▶ _Tâche 1_:
D'après le texte sur la corruption, qui a félicité le président Jovenel Moïse pour son engagement à lutter contre la corruption lors de la fête de l'Europe ?
▶ _Tâche 2_:
Poursuivez le texte sur la corruption à partir de sa dernière phrase.

Dénoncer la corruption ne suffit pas
En début de semaine, lors de l’Assemblée nationale clôturant la première session de l’année législative, le président du Sénat, Joseph Lambert, a tiré à boulets rouges sur la corruption endémique qui gangrène nos administrations. Lambert a invité l’Etat haïtien à dépenser dans la transparence les deniers publics. Sans langue de bois, le parlementaire avait aussi dénoncé la classe des affaires qui, dit-il, traque des profits exorbitants et s’adonne impunément à la contrebande et à la fraude fiscale. Le discours de Joseph Lambert passe inaperçu dans l’opinion publique. Pourquoi ?
Au cours de la même semaine, soit mercredi, c’est un membre du secteur privé, Daniel Gérard Rouzier, qui a dénoncé la corruption qui prive l’Etat des ressources pour investir dans les services de base. Il a même publiquement exhorté ses pairs du secteur privé à s’engager sans équivoque à « rendre à César ce qui est à César » en s’acquittant honnêtement et totalement de leurs redevances fiscales. Qui parmi les concernés suivra les conseils de Daniel Rouzier ? Attendons voir.
Avant Gérard Rouzier et Joseph Lambert, le chef de la délégation de l’Union européenne en Haïti, l’ambassadeur Vincent Degert, à la cérémonie officielle de la fête de l’Europe le 9 mai en cours, a félicité le président Jovenel Moïse pour son engagement à lutter contre la corruption. Il a cependant rappelé qu’au-delà des mots, des stratégies et des plans d’actions, les mises en examen, les inculpations et condamnations doivent faire partie d’un arsenal crédible et dissuasif dans la lutte contre la corruption. Il n’y a encore aucune réaction de l’exécutif sur les propos de l’ambassadeur de l’Union européenne. L’ancienne responsable de la MINUJUSTH, Suzanne D. Page, avait eu un traitement différent lorsqu’elle avait, dans une note de presse, félicité les autorités haïtiennes pour avoir nommé un juge pour instruire le dossier PetroCaribe.

▶ _Données fournies_:
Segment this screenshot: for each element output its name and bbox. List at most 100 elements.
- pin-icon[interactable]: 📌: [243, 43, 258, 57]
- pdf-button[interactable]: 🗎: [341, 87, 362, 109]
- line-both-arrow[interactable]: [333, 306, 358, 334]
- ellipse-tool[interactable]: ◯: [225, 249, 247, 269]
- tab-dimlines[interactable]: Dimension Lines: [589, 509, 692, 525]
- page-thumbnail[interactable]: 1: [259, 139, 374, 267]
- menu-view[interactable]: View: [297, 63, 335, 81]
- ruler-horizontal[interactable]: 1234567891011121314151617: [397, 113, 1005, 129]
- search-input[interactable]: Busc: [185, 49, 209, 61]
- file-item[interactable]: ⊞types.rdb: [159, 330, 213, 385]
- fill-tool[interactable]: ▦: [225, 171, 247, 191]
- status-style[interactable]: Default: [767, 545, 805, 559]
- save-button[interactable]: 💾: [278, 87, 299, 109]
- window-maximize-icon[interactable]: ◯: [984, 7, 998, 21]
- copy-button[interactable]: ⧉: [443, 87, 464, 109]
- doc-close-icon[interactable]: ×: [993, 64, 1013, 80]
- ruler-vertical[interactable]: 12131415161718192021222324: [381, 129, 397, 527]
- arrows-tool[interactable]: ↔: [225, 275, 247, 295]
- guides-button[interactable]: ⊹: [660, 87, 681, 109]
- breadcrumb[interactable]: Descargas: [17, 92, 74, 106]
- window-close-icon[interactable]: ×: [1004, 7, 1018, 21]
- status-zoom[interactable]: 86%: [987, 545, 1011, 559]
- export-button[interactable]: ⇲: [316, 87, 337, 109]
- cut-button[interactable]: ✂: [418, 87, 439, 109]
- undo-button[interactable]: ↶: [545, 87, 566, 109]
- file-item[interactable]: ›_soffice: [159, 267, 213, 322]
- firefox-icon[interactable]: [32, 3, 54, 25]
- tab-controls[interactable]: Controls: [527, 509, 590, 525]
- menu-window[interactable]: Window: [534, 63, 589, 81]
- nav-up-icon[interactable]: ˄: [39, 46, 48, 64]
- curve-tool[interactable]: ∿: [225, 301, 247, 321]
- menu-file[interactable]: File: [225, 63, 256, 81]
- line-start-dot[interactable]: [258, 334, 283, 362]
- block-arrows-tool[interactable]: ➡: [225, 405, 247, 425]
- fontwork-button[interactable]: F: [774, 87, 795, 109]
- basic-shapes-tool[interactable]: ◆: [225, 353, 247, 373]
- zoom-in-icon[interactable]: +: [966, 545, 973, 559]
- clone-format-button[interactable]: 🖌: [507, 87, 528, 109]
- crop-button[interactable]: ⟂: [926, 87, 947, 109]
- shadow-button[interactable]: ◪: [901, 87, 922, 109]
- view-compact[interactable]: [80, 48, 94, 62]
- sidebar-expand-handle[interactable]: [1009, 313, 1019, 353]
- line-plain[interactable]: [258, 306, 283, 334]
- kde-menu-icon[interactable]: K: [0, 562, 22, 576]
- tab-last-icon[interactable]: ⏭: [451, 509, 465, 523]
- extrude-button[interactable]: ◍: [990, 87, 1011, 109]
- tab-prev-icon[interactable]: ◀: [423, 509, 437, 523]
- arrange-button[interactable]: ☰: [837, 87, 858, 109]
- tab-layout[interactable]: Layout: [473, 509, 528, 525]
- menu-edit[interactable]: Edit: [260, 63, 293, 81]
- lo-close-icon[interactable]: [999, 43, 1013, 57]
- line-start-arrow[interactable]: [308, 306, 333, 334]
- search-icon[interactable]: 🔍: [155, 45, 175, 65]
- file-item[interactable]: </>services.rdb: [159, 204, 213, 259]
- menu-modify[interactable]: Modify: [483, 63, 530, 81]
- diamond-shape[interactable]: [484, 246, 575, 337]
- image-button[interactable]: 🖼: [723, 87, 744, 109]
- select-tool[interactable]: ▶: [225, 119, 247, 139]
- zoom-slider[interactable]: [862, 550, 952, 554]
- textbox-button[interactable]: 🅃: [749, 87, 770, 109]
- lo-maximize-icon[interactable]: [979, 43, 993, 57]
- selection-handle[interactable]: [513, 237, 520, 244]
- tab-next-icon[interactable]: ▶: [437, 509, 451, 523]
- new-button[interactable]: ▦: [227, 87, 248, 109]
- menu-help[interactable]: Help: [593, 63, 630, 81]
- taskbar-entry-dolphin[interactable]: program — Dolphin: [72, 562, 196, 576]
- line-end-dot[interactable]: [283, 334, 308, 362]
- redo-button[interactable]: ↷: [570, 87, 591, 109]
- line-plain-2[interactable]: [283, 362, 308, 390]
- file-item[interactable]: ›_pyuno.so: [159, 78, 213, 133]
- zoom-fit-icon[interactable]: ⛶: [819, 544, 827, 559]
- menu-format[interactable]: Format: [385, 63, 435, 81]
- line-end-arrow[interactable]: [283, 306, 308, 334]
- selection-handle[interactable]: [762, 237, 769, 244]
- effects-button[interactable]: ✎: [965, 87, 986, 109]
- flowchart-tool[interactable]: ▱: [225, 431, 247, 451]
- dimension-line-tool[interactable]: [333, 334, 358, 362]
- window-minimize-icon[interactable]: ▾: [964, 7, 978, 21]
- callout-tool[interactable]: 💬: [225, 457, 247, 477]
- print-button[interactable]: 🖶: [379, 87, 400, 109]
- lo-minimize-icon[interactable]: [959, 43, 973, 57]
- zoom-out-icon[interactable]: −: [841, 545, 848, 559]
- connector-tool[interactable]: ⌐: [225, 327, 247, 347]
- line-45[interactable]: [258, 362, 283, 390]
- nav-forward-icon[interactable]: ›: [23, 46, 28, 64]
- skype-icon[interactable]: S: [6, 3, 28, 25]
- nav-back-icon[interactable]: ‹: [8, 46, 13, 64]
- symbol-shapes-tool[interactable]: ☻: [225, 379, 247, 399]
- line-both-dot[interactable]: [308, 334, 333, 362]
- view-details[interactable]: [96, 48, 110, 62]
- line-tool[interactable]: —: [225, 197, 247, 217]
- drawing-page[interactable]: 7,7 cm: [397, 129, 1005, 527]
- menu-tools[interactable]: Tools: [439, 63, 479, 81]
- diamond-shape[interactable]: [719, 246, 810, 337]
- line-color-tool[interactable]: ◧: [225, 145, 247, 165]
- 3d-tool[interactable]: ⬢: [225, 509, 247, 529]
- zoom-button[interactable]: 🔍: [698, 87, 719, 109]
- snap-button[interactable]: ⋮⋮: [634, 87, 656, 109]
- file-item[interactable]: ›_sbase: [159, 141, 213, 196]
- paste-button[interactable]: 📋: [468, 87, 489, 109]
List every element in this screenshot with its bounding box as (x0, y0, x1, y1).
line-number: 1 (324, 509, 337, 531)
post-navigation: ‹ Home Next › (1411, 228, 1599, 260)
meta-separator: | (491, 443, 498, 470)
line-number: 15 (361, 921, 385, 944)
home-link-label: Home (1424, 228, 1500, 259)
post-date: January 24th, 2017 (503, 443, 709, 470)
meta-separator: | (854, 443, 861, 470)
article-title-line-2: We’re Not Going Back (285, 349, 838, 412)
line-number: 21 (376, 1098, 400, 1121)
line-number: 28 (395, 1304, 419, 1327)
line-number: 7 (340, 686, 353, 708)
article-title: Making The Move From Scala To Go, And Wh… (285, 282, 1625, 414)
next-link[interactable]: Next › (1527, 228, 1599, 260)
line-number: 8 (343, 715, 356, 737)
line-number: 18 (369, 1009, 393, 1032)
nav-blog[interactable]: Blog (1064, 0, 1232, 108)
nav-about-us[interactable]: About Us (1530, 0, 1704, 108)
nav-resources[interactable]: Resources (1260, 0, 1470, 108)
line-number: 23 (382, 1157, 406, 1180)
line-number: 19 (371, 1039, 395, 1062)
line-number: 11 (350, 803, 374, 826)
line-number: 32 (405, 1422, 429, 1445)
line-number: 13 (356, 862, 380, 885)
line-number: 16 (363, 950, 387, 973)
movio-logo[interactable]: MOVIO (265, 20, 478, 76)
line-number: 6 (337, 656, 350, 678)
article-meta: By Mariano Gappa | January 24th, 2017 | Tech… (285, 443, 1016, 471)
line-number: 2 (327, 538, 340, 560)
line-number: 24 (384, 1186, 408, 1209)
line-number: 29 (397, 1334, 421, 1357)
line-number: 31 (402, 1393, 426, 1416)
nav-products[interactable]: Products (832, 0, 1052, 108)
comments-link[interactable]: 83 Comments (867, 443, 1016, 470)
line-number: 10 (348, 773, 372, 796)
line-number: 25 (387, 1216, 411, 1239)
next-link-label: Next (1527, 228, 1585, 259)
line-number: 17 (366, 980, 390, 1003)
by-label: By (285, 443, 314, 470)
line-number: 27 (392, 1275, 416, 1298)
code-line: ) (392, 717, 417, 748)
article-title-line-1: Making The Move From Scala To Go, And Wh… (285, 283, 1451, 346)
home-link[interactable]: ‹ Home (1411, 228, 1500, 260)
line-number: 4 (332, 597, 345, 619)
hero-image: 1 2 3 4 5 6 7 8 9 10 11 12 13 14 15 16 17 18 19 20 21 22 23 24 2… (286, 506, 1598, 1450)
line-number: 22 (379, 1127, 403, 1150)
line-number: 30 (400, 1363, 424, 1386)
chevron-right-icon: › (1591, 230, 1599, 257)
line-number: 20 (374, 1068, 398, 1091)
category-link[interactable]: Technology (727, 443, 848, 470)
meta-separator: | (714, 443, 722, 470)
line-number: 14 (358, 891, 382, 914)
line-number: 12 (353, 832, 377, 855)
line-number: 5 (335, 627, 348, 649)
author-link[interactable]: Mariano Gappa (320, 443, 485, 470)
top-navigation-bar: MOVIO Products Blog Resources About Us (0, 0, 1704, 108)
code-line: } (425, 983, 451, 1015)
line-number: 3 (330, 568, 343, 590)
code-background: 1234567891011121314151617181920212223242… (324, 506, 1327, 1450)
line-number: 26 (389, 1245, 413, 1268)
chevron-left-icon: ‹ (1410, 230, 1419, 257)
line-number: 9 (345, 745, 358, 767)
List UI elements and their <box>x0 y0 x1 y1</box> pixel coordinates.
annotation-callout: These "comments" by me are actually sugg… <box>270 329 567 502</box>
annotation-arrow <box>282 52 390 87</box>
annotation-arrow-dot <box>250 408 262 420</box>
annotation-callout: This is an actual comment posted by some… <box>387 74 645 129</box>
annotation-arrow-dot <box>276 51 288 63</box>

▶ _Réponse 1_:
L'ambassadeur Vincent Degert, chef de la délégation de l'Union européenne en Haïti.

▶ _Réponse 2_:
La corruption est devenue tellement populaire, qu’elle fait l’objet d’un spot publicitaire des deux plus hautes autorités du pays. Dans ce spot qui tourne sur les médias électroniques et les réseaux sociaux, le président Jovenel Moïse et le Premier ministre Jack Guy Lafontant vantent les résultats déjà obtenus dans la lutte contre la corruption. Y a-t-il un baromètre, une mesure permettant aux citoyens de vérifier le bilan des autorités politiques ? Les hôpitaux publics offrent-ils de meilleurs soins ? Le fonctionnement des écoles publiques est-il amélioré ? Les fonds publics sont-ils dépensés dans la transparence ? Ceux qui sont accusés de détourner les deniers publics sont-ils poursuivis par la justice ? Peut-on s’attendre à un procès historique sur le détournement du fonds PetroCaribe ?
En attendant que ces questions reçoivent des réponses, on doit admettre qu’il y a de plus en plus de voix qui s’élèvent contre la corruption qui prend le développement du pays en otage. Le seul problème, ceux qui bénéficient du phénomène se font passer pour des victimes. Dans ce concert anti-corruption, il y a la voix de ceux qui ont dilapidé le fonds PetroCaribe, il y a celle des parlementaires qui, sans titre ni qualité, gèrent des fonds publics. On les trouve dans la construction de commissariats, de routes et d’autres infrastructures publiques au grand dam des maires et ASEC et CASEC. Il y a aussi la voix des responsables de l’exécutif qui protègent ceux qui ont pillé le fonds PetroCaribe et qui empêchent la justice de faire son travail. On entend aussi dans ce concert la voix des membres du secteur privé qui ne versent pas à l’Etat ce qui lui revient. C’est bien dommage pour la lutte contre la corruption.